━━━━━ Data excerpts

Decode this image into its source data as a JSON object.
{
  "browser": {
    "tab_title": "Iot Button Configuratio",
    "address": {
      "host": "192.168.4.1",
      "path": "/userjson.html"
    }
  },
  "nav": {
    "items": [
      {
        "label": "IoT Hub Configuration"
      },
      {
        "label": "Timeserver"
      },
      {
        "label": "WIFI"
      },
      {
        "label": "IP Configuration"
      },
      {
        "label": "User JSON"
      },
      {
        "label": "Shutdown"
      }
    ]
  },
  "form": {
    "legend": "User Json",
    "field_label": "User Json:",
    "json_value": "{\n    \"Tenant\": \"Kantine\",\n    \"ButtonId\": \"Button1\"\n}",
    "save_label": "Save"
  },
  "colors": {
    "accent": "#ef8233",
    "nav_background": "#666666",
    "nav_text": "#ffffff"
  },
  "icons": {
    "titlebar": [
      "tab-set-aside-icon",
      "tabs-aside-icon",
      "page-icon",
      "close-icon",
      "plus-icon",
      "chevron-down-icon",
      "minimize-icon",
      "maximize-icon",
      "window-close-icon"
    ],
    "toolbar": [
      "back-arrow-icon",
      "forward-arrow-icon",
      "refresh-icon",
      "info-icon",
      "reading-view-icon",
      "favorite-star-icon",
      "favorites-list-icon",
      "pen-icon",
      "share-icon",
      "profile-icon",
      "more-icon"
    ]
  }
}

━━━━━━━━━━

Problem to solve:
Every record above needs to be repeated word for word.

Task answer:
Decode this image into its source data as a JSON object.
{
  "browser": {
    "tab_title": "Iot Button Configuratio",
    "address": {
      "host": "192.168.4.1",
      "path": "/userjson.html"
    }
  },
  "nav": {
    "items": [
      {
        "label": "IoT Hub Configuration"
      },
      {
        "label": "Timeserver"
      },
      {
        "label": "WIFI"
      },
      {
        "label": "IP Configuration"
      },
      {
        "label": "User JSON"
      },
      {
        "label": "Shutdown"
      }
    ]
  },
  "form": {
    "legend": "User Json",
    "field_label": "User Json:",
    "json_value": "{\n    \"Tenant\": \"Kantine\",\n    \"ButtonId\": \"Button1\"\n}",
    "save_label": "Save"
  },
  "colors": {
    "accent": "#ef8233",
    "nav_background": "#666666",
    "nav_text": "#ffffff"
  },
  "icons": {
    "titlebar": [
      "tab-set-aside-icon",
      "tabs-aside-icon",
      "page-icon",
      "close-icon",
      "plus-icon",
      "chevron-down-icon",
      "minimize-icon",
      "maximize-icon",
      "window-close-icon"
    ],
    "toolbar": [
      "back-arrow-icon",
      "forward-arrow-icon",
      "refresh-icon",
      "info-icon",
      "reading-view-icon",
      "favorite-star-icon",
      "favorites-list-icon",
      "pen-icon",
      "share-icon",
      "profile-icon",
      "more-icon"
    ]
  }
}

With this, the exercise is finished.